Please reproduce the listing below, swapping every instance of "Villa Oleander" for "Landhaus Oleander" and leaving everything else unchanged.

◆ Stored rows ◆
|---|

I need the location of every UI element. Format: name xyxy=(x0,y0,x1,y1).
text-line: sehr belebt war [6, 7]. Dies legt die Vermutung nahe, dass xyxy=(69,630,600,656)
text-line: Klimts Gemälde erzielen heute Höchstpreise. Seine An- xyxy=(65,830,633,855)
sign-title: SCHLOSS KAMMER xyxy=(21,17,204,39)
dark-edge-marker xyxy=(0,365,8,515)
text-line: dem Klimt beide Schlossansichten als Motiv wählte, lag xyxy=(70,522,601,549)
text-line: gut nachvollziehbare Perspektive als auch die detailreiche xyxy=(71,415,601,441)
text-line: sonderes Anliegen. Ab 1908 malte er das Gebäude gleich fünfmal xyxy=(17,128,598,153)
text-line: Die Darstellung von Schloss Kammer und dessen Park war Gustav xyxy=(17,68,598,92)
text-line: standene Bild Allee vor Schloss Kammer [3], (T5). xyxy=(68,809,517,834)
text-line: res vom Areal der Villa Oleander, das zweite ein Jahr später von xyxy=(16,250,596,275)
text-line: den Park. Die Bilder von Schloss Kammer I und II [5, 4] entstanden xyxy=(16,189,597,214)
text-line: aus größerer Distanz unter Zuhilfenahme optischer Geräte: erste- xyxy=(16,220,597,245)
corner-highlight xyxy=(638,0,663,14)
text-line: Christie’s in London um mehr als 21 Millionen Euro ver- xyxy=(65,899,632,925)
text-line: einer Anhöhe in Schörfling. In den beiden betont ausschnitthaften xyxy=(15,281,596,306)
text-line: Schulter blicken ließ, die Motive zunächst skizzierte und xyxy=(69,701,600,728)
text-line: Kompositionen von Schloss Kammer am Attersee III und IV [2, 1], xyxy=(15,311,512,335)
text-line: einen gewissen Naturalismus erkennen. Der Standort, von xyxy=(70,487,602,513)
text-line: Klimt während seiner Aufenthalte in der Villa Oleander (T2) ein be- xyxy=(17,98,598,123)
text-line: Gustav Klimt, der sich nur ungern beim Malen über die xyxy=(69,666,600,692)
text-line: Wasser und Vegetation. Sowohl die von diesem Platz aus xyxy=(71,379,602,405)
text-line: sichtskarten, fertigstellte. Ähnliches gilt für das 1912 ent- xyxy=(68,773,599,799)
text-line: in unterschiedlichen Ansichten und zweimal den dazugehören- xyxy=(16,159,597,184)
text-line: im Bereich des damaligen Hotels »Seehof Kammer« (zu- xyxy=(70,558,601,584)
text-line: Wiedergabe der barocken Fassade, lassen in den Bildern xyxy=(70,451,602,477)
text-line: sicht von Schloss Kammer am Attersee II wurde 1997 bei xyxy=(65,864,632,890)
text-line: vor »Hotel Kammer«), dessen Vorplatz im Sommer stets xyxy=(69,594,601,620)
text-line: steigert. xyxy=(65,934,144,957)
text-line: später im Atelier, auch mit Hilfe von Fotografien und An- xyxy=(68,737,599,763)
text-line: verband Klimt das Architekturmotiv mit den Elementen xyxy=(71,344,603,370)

|---|

◆ Output ◆
I need the location of every UI element. Format: name xyxy=(x0,y0,x1,y1).
text-line: sehr belebt war [6, 7]. Dies legt die Vermutung nahe, dass xyxy=(69,630,600,656)
text-line: Klimts Gemälde erzielen heute Höchstpreise. Seine An- xyxy=(65,830,633,855)
sign-title: SCHLOSS KAMMER xyxy=(21,17,204,39)
dark-edge-marker xyxy=(0,365,8,515)
text-line: dem Klimt beide Schlossansichten als Motiv wählte, lag xyxy=(70,522,601,549)
text-line: gut nachvollziehbare Perspektive als auch die detailreiche xyxy=(71,415,601,441)
text-line: sonderes Anliegen. Ab 1908 malte er das Gebäude gleich fünfmal xyxy=(17,128,598,153)
text-line: Die Darstellung von Schloss Kammer und dessen Park war Gustav xyxy=(17,68,598,92)
text-line: standene Bild Allee vor Schloss Kammer [3], (T5). xyxy=(68,809,517,834)
text-line: res vom Areal der Landhaus Oleander, das zweite ein Jahr später von xyxy=(16,250,596,275)
text-line: den Park. Die Bilder von Schloss Kammer I und II [5, 4] entstanden xyxy=(16,189,597,214)
text-line: aus größerer Distanz unter Zuhilfenahme optischer Geräte: erste- xyxy=(16,220,597,245)
corner-highlight xyxy=(638,0,663,14)
text-line: Christie’s in London um mehr als 21 Millionen Euro ver- xyxy=(65,899,632,925)
text-line: einer Anhöhe in Schörfling. In den beiden betont ausschnitthaften xyxy=(15,281,596,306)
text-line: Schulter blicken ließ, die Motive zunächst skizzierte und xyxy=(69,701,600,728)
text-line: Kompositionen von Schloss Kammer am Attersee III und IV [2, 1], xyxy=(15,311,512,335)
text-line: einen gewissen Naturalismus erkennen. Der Standort, von xyxy=(70,487,602,513)
text-line: Klimt während seiner Aufenthalte in der Landhaus Oleander (T2) ein be- xyxy=(17,98,598,123)
text-line: Gustav Klimt, der sich nur ungern beim Malen über die xyxy=(69,666,600,692)
text-line: Wasser und Vegetation. Sowohl die von diesem Platz aus xyxy=(71,379,602,405)
text-line: sichtskarten, fertigstellte. Ähnliches gilt für das 1912 ent- xyxy=(68,773,599,799)
text-line: in unterschiedlichen Ansichten und zweimal den dazugehören- xyxy=(16,159,597,184)
text-line: im Bereich des damaligen Hotels »Seehof Kammer« (zu- xyxy=(70,558,601,584)
text-line: Wiedergabe der barocken Fassade, lassen in den Bildern xyxy=(70,451,602,477)
text-line: sicht von Schloss Kammer am Attersee II wurde 1997 bei xyxy=(65,864,632,890)
text-line: vor »Hotel Kammer«), dessen Vorplatz im Sommer stets xyxy=(69,594,601,620)
text-line: steigert. xyxy=(65,934,144,957)
text-line: später im Atelier, auch mit Hilfe von Fotografien und An- xyxy=(68,737,599,763)
text-line: verband Klimt das Architekturmotiv mit den Elementen xyxy=(71,344,603,370)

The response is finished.